### EXERCISE OBJECTIVE
Scan the entries below and extract each line with the word "pensiero" in it.

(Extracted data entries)

────

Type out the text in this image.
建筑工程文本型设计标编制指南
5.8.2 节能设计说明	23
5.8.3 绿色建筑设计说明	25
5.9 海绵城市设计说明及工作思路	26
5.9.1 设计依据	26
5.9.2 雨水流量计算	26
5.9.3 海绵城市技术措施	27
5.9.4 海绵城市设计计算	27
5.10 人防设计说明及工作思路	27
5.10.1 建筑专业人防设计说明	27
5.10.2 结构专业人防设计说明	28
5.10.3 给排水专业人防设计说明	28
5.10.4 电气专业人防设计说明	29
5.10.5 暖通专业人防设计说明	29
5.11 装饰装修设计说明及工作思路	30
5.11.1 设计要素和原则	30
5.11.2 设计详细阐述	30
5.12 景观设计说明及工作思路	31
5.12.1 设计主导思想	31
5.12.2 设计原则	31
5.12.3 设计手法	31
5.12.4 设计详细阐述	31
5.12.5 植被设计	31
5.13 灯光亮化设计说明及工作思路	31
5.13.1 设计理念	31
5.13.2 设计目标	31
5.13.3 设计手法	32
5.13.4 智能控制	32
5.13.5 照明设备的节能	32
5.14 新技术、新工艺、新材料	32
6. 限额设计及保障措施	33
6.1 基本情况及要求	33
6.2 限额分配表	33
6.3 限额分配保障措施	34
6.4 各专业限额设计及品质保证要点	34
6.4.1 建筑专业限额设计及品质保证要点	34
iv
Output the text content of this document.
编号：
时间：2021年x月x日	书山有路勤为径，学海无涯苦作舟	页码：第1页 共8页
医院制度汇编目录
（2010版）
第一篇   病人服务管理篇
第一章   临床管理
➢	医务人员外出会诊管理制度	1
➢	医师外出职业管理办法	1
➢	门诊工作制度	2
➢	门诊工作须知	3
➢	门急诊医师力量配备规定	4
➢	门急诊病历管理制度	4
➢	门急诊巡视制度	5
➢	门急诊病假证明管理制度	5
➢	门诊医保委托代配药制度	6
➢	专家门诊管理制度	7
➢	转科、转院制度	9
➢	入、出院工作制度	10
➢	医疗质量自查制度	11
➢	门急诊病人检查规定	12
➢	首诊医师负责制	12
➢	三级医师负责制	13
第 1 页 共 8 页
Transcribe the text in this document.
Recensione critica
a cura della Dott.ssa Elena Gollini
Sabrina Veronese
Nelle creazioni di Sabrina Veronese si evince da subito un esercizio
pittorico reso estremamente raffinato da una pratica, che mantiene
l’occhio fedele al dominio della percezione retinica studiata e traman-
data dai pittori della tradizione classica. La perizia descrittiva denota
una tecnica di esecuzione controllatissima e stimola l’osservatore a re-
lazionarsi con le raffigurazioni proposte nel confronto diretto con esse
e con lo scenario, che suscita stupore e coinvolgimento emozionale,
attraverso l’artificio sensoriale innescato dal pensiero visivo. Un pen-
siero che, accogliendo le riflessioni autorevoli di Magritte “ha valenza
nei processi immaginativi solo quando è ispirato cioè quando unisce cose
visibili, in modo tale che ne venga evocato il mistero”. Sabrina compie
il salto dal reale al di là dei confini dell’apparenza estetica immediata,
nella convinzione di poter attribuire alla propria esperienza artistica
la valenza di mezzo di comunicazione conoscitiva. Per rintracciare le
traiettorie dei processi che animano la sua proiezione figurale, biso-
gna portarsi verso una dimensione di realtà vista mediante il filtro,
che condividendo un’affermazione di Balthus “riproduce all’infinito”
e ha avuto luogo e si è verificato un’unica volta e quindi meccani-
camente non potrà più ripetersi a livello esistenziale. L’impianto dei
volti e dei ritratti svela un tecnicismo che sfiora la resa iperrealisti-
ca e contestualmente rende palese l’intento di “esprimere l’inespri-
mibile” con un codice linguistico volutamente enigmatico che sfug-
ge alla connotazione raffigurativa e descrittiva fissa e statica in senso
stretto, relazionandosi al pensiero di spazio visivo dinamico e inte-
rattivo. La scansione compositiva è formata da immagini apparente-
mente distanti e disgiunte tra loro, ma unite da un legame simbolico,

────

### THE RESULT
attraverso l’artificio sensoriale innescato dal pensiero visivo. Un pen-
stretto, relazionandosi al pensiero di spazio visivo dinamico e inte-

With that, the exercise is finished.